GIVEN EXERCISE = Write out all the lines again, precisely as they stand, but without the images.

[begin DATA]

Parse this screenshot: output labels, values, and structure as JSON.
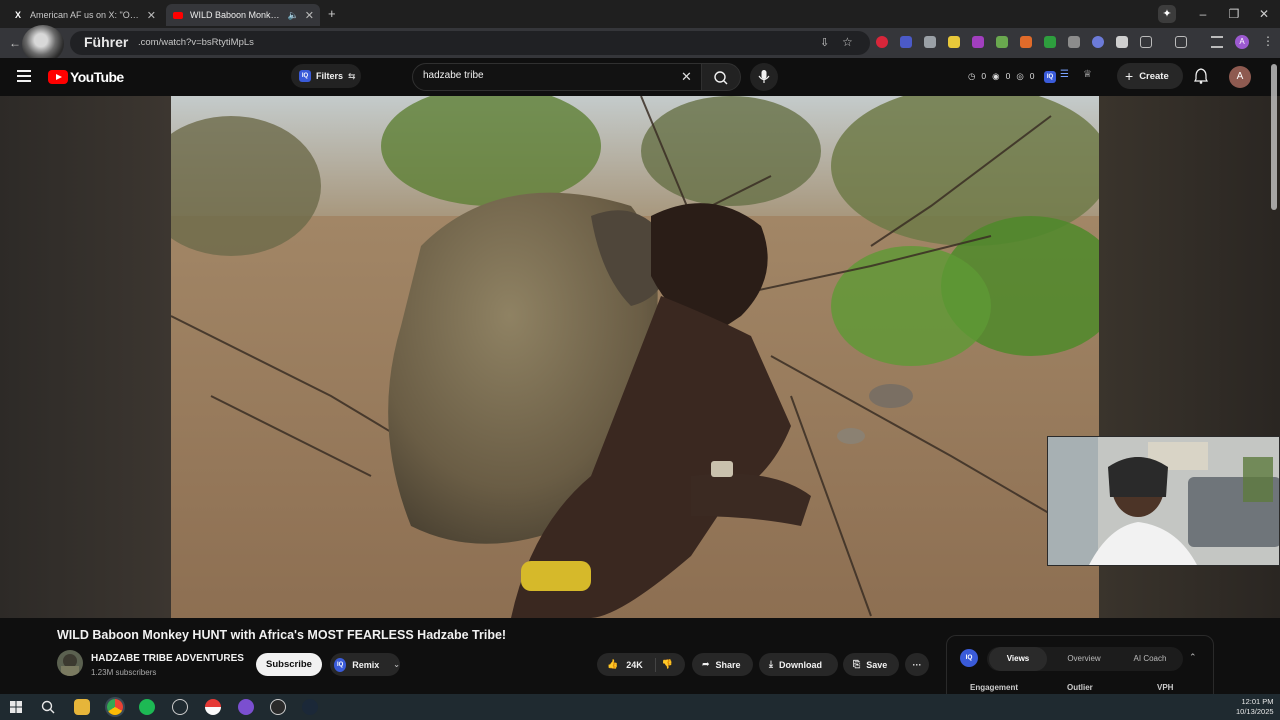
{
  "browser": {
    "tabs": [
      {
        "icon": "x-logo-icon",
        "title": "American AF us on X: \"One of t"
      },
      {
        "icon": "youtube-icon",
        "title": "WILD Baboon Monkey HUN"
      }
    ],
    "url": "youtube.com/watch?v=bsRtytiMpLs",
    "url_visible": ".com/watch?v=bsRtytiMpLs",
    "overlay_label": "Führer"
  },
  "youtube": {
    "logo_text": "YouTube",
    "filters_label": "Filters",
    "search_value": "hadzabe tribe",
    "stats": [
      {
        "icon": "clock-icon",
        "value": "0"
      },
      {
        "icon": "eye-icon",
        "value": "0"
      },
      {
        "icon": "eye-off-icon",
        "value": "0"
      }
    ],
    "create_label": "Create",
    "avatar_letter": "A"
  },
  "video": {
    "title": "WILD Baboon Monkey HUNT with Africa's MOST FEARLESS Hadzabe Tribe!",
    "channel_name": "HADZABE TRIBE ADVENTURES",
    "subscribers": "1.23M subscribers",
    "subscribe_label": "Subscribe",
    "remix_label": "Remix",
    "likes": "24K",
    "share_label": "Share",
    "download_label": "Download",
    "save_label": "Save"
  },
  "iq_panel": {
    "logo": "IQ",
    "tabs": [
      "Views",
      "Overview",
      "AI Coach"
    ],
    "active_tab": "Views",
    "columns": [
      "Engagement",
      "Outlier",
      "VPH"
    ]
  },
  "taskbar": {
    "time": "12:01 PM",
    "date": "10/13/2025"
  },
  "colors": {
    "youtube_red": "#ff0000",
    "iq_blue": "#3a5bd9",
    "background": "#0f0f0f"
  }
}
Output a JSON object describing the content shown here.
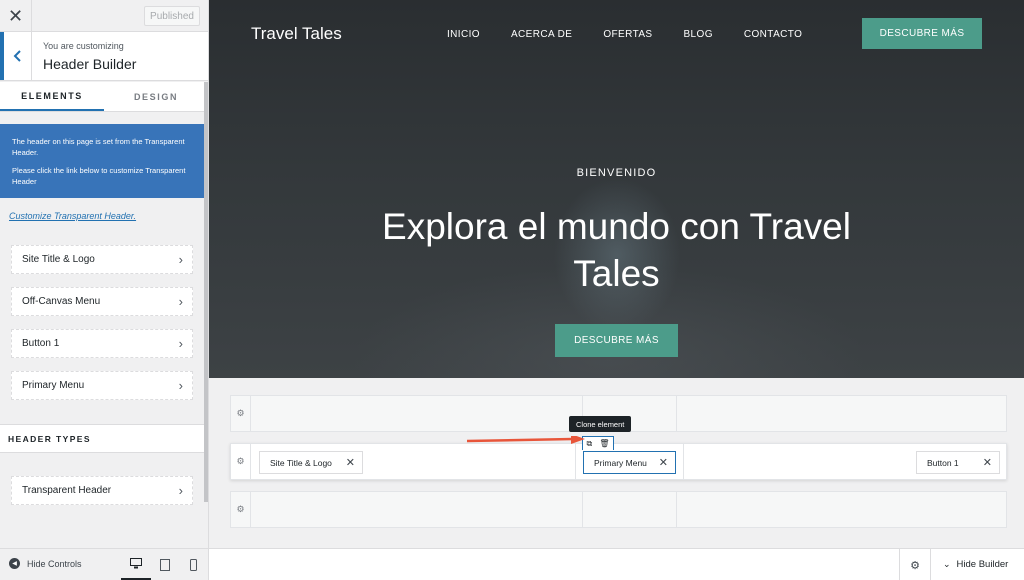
{
  "sidebar": {
    "close_label": "✕",
    "published_label": "Published",
    "customizing_small": "You are customizing",
    "customizing_title": "Header Builder",
    "tabs": [
      {
        "label": "ELEMENTS"
      },
      {
        "label": "DESIGN"
      }
    ],
    "notice_line1": "The header on this page is set from the Transparent Header.",
    "notice_line2": "Please click the link below to customize Transparent Header",
    "customize_link": "Customize Transparent Header.",
    "elements": [
      {
        "label": "Site Title & Logo"
      },
      {
        "label": "Off-Canvas Menu"
      },
      {
        "label": "Button 1"
      },
      {
        "label": "Primary Menu"
      }
    ],
    "header_types_label": "HEADER TYPES",
    "header_types": [
      {
        "label": "Transparent Header"
      }
    ],
    "hide_controls_label": "Hide Controls"
  },
  "preview": {
    "site_title": "Travel Tales",
    "nav": [
      "INICIO",
      "ACERCA DE",
      "OFERTAS",
      "BLOG",
      "CONTACTO"
    ],
    "header_cta": "DESCUBRE MÁS",
    "welcome": "BIENVENIDO",
    "hero_title": "Explora el mundo con Travel Tales",
    "hero_cta": "DESCUBRE MÁS"
  },
  "builder": {
    "tooltip": "Clone element",
    "chips": {
      "site_title": "Site Title & Logo",
      "primary_menu": "Primary Menu",
      "button1": "Button 1"
    },
    "hide_builder_label": "Hide Builder"
  },
  "colors": {
    "accent": "#2271b1",
    "notice_bg": "#3874b9",
    "cta": "#4c9c8a",
    "annotation_arrow": "#e8553a"
  },
  "icons": {
    "close": "close-icon",
    "back": "chevron-left-icon",
    "chevron": "chevron-right-icon",
    "gear": "gear-icon",
    "clone": "copy-icon",
    "delete": "trash-icon"
  }
}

[end DATA]

THE OUTPUT =
Parse this screenshot: output labels, values, and structure as JSON.
{
  "browser": {
    "tabs": [
      {
        "icon": "x-logo-icon",
        "title": "American AF us on X: \"One of t"
      },
      {
        "icon": "youtube-icon",
        "title": "WILD Baboon Monkey HUN"
      }
    ],
    "url": "youtube.com/watch?v=bsRtytiMpLs",
    "url_visible": ".com/watch?v=bsRtytiMpLs",
    "overlay_label": "Führer"
  },
  "youtube": {
    "logo_text": "YouTube",
    "filters_label": "Filters",
    "search_value": "hadzabe tribe",
    "stats": [
      {
        "icon": "clock-icon",
        "value": "0"
      },
      {
        "icon": "eye-icon",
        "value": "0"
      },
      {
        "icon": "eye-off-icon",
        "value": "0"
      }
    ],
    "create_label": "Create",
    "avatar_letter": "A"
  },
  "video": {
    "title": "WILD Baboon Monkey HUNT with Africa's MOST FEARLESS Hadzabe Tribe!",
    "channel_name": "HADZABE TRIBE ADVENTURES",
    "subscribers": "1.23M subscribers",
    "subscribe_label": "Subscribe",
    "remix_label": "Remix",
    "likes": "24K",
    "share_label": "Share",
    "download_label": "Download",
    "save_label": "Save"
  },
  "iq_panel": {
    "logo": "IQ",
    "tabs": [
      "Views",
      "Overview",
      "AI Coach"
    ],
    "active_tab": "Views",
    "columns": [
      "Engagement",
      "Outlier",
      "VPH"
    ]
  },
  "taskbar": {
    "time": "12:01 PM",
    "date": "10/13/2025"
  },
  "colors": {
    "youtube_red": "#ff0000",
    "iq_blue": "#3a5bd9",
    "background": "#0f0f0f"
  }
}
Output a JSON object describing the content shown here.
{
  "sidebar": {
    "close_label": "✕",
    "published_label": "Published",
    "customizing_small": "You are customizing",
    "customizing_title": "Header Builder",
    "tabs": [
      {
        "label": "ELEMENTS"
      },
      {
        "label": "DESIGN"
      }
    ],
    "notice_line1": "The header on this page is set from the Transparent Header.",
    "notice_line2": "Please click the link below to customize Transparent Header",
    "customize_link": "Customize Transparent Header.",
    "elements": [
      {
        "label": "Site Title & Logo"
      },
      {
        "label": "Off-Canvas Menu"
      },
      {
        "label": "Button 1"
      },
      {
        "label": "Primary Menu"
      }
    ],
    "header_types_label": "HEADER TYPES",
    "header_types": [
      {
        "label": "Transparent Header"
      }
    ],
    "hide_controls_label": "Hide Controls"
  },
  "preview": {
    "site_title": "Travel Tales",
    "nav": [
      "INICIO",
      "ACERCA DE",
      "OFERTAS",
      "BLOG",
      "CONTACTO"
    ],
    "header_cta": "DESCUBRE MÁS",
    "welcome": "BIENVENIDO",
    "hero_title": "Explora el mundo con Travel Tales",
    "hero_cta": "DESCUBRE MÁS"
  },
  "builder": {
    "tooltip": "Clone element",
    "chips": {
      "site_title": "Site Title & Logo",
      "primary_menu": "Primary Menu",
      "button1": "Button 1"
    },
    "hide_builder_label": "Hide Builder"
  },
  "colors": {
    "accent": "#2271b1",
    "notice_bg": "#3874b9",
    "cta": "#4c9c8a",
    "annotation_arrow": "#e8553a"
  },
  "icons": {
    "close": "close-icon",
    "back": "chevron-left-icon",
    "chevron": "chevron-right-icon",
    "gear": "gear-icon",
    "clone": "copy-icon",
    "delete": "trash-icon"
  }
}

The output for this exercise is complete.